• Written instruction: The records below are to be repeated in full, exactly as they are.

• Records provided:
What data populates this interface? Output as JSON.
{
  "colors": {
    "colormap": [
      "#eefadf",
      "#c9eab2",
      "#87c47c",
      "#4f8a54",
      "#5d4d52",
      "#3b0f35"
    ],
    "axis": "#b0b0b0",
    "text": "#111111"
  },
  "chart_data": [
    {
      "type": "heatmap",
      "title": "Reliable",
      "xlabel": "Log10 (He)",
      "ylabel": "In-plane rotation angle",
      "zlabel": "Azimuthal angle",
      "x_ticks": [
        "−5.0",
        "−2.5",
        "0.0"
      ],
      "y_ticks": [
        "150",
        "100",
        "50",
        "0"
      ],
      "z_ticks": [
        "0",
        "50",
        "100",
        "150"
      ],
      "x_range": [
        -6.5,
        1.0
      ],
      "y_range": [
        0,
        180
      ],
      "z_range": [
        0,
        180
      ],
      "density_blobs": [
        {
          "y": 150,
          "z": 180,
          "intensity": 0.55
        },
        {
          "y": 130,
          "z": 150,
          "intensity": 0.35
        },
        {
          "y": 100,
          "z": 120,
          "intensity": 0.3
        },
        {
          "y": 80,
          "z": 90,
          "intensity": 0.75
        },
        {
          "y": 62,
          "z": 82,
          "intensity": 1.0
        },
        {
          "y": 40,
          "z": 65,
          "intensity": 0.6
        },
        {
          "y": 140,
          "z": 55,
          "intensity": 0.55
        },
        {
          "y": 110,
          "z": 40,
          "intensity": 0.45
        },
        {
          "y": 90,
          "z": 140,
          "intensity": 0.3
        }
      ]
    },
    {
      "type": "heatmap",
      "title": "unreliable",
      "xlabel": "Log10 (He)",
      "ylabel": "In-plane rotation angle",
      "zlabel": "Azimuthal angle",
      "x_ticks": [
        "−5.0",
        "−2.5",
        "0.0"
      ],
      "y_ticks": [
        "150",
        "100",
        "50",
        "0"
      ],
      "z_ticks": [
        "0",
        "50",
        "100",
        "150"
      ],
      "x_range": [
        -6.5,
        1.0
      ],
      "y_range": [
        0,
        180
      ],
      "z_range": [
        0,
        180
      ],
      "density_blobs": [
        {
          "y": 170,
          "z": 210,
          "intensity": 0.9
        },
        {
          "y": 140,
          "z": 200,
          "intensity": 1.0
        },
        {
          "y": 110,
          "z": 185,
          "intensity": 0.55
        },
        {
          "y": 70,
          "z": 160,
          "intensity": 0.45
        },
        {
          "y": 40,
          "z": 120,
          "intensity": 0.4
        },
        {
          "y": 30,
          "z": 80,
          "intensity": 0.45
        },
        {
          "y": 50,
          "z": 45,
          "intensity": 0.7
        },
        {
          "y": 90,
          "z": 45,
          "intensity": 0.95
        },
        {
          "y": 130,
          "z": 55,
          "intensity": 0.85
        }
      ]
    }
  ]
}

• Problem solution:
What data populates this interface? Output as JSON.
{
  "colors": {
    "colormap": [
      "#eefadf",
      "#c9eab2",
      "#87c47c",
      "#4f8a54",
      "#5d4d52",
      "#3b0f35"
    ],
    "axis": "#b0b0b0",
    "text": "#111111"
  },
  "chart_data": [
    {
      "type": "heatmap",
      "title": "Reliable",
      "xlabel": "Log10 (He)",
      "ylabel": "In-plane rotation angle",
      "zlabel": "Azimuthal angle",
      "x_ticks": [
        "−5.0",
        "−2.5",
        "0.0"
      ],
      "y_ticks": [
        "150",
        "100",
        "50",
        "0"
      ],
      "z_ticks": [
        "0",
        "50",
        "100",
        "150"
      ],
      "x_range": [
        -6.5,
        1.0
      ],
      "y_range": [
        0,
        180
      ],
      "z_range": [
        0,
        180
      ],
      "density_blobs": [
        {
          "y": 150,
          "z": 180,
          "intensity": 0.55
        },
        {
          "y": 130,
          "z": 150,
          "intensity": 0.35
        },
        {
          "y": 100,
          "z": 120,
          "intensity": 0.3
        },
        {
          "y": 80,
          "z": 90,
          "intensity": 0.75
        },
        {
          "y": 62,
          "z": 82,
          "intensity": 1.0
        },
        {
          "y": 40,
          "z": 65,
          "intensity": 0.6
        },
        {
          "y": 140,
          "z": 55,
          "intensity": 0.55
        },
        {
          "y": 110,
          "z": 40,
          "intensity": 0.45
        },
        {
          "y": 90,
          "z": 140,
          "intensity": 0.3
        }
      ]
    },
    {
      "type": "heatmap",
      "title": "unreliable",
      "xlabel": "Log10 (He)",
      "ylabel": "In-plane rotation angle",
      "zlabel": "Azimuthal angle",
      "x_ticks": [
        "−5.0",
        "−2.5",
        "0.0"
      ],
      "y_ticks": [
        "150",
        "100",
        "50",
        "0"
      ],
      "z_ticks": [
        "0",
        "50",
        "100",
        "150"
      ],
      "x_range": [
        -6.5,
        1.0
      ],
      "y_range": [
        0,
        180
      ],
      "z_range": [
        0,
        180
      ],
      "density_blobs": [
        {
          "y": 170,
          "z": 210,
          "intensity": 0.9
        },
        {
          "y": 140,
          "z": 200,
          "intensity": 1.0
        },
        {
          "y": 110,
          "z": 185,
          "intensity": 0.55
        },
        {
          "y": 70,
          "z": 160,
          "intensity": 0.45
        },
        {
          "y": 40,
          "z": 120,
          "intensity": 0.4
        },
        {
          "y": 30,
          "z": 80,
          "intensity": 0.45
        },
        {
          "y": 50,
          "z": 45,
          "intensity": 0.7
        },
        {
          "y": 90,
          "z": 45,
          "intensity": 0.95
        },
        {
          "y": 130,
          "z": 55,
          "intensity": 0.85
        }
      ]
    }
  ]
}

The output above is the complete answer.